_PROBLEM TO WORK ON_
Below is a listing; copy all of it exactly.

_DATA RECORDS_

** begin **

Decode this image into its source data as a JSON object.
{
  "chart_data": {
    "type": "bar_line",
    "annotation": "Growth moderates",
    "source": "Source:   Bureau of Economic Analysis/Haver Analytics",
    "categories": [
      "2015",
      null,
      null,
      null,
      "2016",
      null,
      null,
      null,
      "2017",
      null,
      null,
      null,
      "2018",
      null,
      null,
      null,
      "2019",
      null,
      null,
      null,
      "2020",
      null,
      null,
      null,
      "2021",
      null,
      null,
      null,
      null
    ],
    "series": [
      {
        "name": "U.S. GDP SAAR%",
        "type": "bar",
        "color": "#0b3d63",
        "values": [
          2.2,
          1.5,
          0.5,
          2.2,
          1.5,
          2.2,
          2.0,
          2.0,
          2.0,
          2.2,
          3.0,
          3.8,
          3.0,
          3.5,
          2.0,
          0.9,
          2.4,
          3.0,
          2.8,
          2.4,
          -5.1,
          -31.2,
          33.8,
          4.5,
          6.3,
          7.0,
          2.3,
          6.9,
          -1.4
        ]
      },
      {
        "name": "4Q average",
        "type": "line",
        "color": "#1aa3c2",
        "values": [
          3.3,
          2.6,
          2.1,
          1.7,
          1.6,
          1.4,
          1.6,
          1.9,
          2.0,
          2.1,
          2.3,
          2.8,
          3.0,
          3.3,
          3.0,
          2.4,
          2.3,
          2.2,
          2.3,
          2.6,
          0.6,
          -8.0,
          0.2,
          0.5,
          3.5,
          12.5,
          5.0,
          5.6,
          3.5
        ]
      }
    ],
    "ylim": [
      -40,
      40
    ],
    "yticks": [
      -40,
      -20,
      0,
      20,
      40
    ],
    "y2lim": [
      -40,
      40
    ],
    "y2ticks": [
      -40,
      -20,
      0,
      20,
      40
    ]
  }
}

** end **

_WRITTEN RESPONSE_
Decode this image into its source data as a JSON object.
{
  "chart_data": {
    "type": "bar_line",
    "annotation": "Growth moderates",
    "source": "Source:   Bureau of Economic Analysis/Haver Analytics",
    "categories": [
      "2015",
      null,
      null,
      null,
      "2016",
      null,
      null,
      null,
      "2017",
      null,
      null,
      null,
      "2018",
      null,
      null,
      null,
      "2019",
      null,
      null,
      null,
      "2020",
      null,
      null,
      null,
      "2021",
      null,
      null,
      null,
      null
    ],
    "series": [
      {
        "name": "U.S. GDP SAAR%",
        "type": "bar",
        "color": "#0b3d63",
        "values": [
          2.2,
          1.5,
          0.5,
          2.2,
          1.5,
          2.2,
          2.0,
          2.0,
          2.0,
          2.2,
          3.0,
          3.8,
          3.0,
          3.5,
          2.0,
          0.9,
          2.4,
          3.0,
          2.8,
          2.4,
          -5.1,
          -31.2,
          33.8,
          4.5,
          6.3,
          7.0,
          2.3,
          6.9,
          -1.4
        ]
      },
      {
        "name": "4Q average",
        "type": "line",
        "color": "#1aa3c2",
        "values": [
          3.3,
          2.6,
          2.1,
          1.7,
          1.6,
          1.4,
          1.6,
          1.9,
          2.0,
          2.1,
          2.3,
          2.8,
          3.0,
          3.3,
          3.0,
          2.4,
          2.3,
          2.2,
          2.3,
          2.6,
          0.6,
          -8.0,
          0.2,
          0.5,
          3.5,
          12.5,
          5.0,
          5.6,
          3.5
        ]
      }
    ],
    "ylim": [
      -40,
      40
    ],
    "yticks": [
      -40,
      -20,
      0,
      20,
      40
    ],
    "y2lim": [
      -40,
      40
    ],
    "y2ticks": [
      -40,
      -20,
      0,
      20,
      40
    ]
  }
}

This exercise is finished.